Work out how many lines of the listing hold "subtitle", then state only that count.

— START OF Exercise inputs —

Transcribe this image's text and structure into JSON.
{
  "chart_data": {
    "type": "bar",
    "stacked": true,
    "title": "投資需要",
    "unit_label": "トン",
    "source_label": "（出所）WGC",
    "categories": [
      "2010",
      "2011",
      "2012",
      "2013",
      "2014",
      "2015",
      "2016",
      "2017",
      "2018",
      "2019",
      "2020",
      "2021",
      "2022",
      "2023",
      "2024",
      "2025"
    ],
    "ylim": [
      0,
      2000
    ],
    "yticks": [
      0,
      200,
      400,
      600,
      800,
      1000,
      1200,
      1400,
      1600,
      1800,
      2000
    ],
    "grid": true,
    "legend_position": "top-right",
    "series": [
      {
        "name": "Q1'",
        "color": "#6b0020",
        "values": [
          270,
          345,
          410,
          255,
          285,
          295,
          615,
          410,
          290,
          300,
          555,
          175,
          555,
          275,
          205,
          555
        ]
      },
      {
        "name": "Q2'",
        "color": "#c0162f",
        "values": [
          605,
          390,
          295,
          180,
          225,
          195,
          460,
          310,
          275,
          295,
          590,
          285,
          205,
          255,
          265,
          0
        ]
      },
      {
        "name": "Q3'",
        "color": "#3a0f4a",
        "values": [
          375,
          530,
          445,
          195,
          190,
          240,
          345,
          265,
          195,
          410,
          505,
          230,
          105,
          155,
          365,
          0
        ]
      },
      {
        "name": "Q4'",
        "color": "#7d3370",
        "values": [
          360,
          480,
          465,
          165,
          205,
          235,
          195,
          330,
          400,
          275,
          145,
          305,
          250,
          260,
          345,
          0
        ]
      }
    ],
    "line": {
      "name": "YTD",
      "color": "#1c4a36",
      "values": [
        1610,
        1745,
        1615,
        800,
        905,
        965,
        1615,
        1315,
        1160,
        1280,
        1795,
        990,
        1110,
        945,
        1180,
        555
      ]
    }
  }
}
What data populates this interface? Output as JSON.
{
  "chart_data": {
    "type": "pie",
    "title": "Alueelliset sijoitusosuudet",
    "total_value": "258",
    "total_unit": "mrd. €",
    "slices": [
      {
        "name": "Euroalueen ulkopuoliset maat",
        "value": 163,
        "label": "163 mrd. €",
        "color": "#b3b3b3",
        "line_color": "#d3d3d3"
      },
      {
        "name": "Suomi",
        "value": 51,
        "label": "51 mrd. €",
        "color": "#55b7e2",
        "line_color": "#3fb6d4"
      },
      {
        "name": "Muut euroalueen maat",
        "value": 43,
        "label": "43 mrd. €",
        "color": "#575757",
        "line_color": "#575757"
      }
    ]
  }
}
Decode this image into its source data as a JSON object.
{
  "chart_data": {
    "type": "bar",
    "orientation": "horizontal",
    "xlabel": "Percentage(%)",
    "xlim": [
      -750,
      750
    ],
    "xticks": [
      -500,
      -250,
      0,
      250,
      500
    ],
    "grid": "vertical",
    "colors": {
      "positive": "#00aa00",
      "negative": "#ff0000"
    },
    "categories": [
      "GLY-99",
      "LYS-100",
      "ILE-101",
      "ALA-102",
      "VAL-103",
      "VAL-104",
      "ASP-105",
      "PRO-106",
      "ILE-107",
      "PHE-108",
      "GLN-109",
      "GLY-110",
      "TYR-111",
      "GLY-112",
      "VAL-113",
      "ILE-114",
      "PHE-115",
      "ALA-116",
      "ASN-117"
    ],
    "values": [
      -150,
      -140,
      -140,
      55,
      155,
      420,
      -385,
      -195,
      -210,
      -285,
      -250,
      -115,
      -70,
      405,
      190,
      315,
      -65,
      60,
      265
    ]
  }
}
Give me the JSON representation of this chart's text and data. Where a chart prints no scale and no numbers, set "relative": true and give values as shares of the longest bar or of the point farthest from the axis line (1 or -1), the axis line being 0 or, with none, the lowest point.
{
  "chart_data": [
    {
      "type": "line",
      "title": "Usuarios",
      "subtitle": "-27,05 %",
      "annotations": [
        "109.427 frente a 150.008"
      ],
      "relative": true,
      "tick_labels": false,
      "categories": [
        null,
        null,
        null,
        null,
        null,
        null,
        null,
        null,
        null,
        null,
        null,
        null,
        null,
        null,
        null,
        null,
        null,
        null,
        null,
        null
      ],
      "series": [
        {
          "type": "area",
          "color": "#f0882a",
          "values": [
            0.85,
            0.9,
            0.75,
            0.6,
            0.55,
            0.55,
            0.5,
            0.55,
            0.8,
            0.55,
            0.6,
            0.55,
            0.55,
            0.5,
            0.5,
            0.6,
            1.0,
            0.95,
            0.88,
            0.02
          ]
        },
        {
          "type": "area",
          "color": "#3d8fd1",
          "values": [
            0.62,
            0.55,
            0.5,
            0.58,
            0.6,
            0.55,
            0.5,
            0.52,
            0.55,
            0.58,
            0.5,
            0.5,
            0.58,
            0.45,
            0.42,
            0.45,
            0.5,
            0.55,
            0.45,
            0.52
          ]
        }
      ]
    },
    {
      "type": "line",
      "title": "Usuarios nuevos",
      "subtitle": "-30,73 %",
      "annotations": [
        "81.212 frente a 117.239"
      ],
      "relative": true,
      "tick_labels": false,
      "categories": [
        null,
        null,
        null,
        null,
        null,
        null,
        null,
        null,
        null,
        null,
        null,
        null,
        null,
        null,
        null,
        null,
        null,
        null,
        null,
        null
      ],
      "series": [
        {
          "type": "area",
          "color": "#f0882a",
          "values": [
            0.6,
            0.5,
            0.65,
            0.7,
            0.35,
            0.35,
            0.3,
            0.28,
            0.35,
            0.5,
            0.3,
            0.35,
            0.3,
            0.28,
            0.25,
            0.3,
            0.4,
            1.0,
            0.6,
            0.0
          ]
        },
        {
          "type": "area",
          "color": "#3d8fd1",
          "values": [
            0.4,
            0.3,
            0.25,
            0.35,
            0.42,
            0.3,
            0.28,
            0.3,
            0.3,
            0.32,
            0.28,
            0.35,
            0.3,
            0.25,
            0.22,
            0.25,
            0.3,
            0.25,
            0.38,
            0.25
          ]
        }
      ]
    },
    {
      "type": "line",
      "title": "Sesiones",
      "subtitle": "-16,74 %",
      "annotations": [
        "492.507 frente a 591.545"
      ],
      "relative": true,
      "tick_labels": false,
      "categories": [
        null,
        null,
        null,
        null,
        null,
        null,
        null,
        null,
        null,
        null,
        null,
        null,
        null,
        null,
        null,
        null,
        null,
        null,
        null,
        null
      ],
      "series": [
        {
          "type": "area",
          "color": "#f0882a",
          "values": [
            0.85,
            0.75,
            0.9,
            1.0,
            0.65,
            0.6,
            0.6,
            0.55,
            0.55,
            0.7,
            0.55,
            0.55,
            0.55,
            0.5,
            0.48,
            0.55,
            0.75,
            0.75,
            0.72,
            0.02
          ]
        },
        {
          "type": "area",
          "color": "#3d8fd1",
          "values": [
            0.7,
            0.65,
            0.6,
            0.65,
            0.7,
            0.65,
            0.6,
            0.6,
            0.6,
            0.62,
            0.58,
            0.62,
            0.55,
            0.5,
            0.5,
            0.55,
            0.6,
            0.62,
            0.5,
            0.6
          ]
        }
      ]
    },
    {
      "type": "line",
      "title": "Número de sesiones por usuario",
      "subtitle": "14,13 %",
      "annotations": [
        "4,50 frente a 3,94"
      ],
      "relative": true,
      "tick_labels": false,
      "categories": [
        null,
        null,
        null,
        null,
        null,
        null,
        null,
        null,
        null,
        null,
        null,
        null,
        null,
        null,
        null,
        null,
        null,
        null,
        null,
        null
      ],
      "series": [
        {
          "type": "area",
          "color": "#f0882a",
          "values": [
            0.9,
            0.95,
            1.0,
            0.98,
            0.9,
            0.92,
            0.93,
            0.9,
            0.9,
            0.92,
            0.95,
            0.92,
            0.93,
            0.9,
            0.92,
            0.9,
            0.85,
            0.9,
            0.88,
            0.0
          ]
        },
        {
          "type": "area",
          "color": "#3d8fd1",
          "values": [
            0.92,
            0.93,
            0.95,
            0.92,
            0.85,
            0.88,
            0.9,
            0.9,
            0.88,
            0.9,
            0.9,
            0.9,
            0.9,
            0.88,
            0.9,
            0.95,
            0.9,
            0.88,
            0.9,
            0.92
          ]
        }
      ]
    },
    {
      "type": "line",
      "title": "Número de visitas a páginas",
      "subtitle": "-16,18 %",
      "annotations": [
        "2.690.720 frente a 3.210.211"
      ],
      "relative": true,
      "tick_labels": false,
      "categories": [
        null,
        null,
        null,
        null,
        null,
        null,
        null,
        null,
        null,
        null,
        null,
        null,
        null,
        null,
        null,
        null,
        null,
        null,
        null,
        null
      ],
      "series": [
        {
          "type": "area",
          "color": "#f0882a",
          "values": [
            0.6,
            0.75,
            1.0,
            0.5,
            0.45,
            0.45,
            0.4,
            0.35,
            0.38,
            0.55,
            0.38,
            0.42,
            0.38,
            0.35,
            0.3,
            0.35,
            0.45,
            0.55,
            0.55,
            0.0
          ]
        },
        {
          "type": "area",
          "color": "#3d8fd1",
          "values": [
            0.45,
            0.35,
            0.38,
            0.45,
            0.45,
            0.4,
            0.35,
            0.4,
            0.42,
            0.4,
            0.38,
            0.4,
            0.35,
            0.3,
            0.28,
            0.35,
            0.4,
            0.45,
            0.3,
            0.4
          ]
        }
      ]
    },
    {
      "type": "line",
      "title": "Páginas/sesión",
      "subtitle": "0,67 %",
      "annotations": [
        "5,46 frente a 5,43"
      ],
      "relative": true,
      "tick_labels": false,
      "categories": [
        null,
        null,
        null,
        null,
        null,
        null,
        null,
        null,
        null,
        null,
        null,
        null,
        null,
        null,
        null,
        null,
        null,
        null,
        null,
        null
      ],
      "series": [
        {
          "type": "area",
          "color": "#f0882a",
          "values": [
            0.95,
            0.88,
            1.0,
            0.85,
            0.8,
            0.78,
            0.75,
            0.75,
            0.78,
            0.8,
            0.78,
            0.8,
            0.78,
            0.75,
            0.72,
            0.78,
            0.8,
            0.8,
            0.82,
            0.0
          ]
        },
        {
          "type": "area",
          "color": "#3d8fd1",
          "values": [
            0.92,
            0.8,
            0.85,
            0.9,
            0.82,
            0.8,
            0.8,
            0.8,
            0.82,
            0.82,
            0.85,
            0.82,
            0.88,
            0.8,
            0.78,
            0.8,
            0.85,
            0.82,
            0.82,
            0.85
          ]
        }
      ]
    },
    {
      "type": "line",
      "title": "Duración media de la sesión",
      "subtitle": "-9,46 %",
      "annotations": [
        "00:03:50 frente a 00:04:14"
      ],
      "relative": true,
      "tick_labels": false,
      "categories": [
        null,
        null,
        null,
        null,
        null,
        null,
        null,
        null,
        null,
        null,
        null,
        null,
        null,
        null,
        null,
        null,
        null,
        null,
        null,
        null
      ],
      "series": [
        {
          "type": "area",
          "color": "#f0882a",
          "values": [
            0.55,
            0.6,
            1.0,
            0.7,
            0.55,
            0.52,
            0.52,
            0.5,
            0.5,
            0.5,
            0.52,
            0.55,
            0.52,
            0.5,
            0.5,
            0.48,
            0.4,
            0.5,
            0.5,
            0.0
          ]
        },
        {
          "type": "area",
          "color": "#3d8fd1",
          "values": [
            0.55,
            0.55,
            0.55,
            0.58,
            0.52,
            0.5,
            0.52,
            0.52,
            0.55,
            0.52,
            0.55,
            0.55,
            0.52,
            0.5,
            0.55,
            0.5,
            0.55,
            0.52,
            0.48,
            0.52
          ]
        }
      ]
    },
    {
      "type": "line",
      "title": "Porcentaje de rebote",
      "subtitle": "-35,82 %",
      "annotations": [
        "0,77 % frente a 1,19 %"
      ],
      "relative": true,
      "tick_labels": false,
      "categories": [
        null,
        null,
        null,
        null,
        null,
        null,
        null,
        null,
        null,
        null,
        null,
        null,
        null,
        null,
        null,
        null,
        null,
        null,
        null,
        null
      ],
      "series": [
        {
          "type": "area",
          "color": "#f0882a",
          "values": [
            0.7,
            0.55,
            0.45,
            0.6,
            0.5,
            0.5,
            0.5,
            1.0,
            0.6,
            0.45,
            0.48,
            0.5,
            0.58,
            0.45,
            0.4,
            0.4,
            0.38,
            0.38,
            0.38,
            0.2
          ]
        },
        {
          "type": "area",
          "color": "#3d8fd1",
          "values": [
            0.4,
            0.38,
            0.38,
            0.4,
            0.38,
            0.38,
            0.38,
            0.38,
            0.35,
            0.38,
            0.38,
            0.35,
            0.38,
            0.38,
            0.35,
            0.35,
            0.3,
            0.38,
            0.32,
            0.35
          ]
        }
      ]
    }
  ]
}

— END OF Exercise inputs —

*Finished exercise*.
8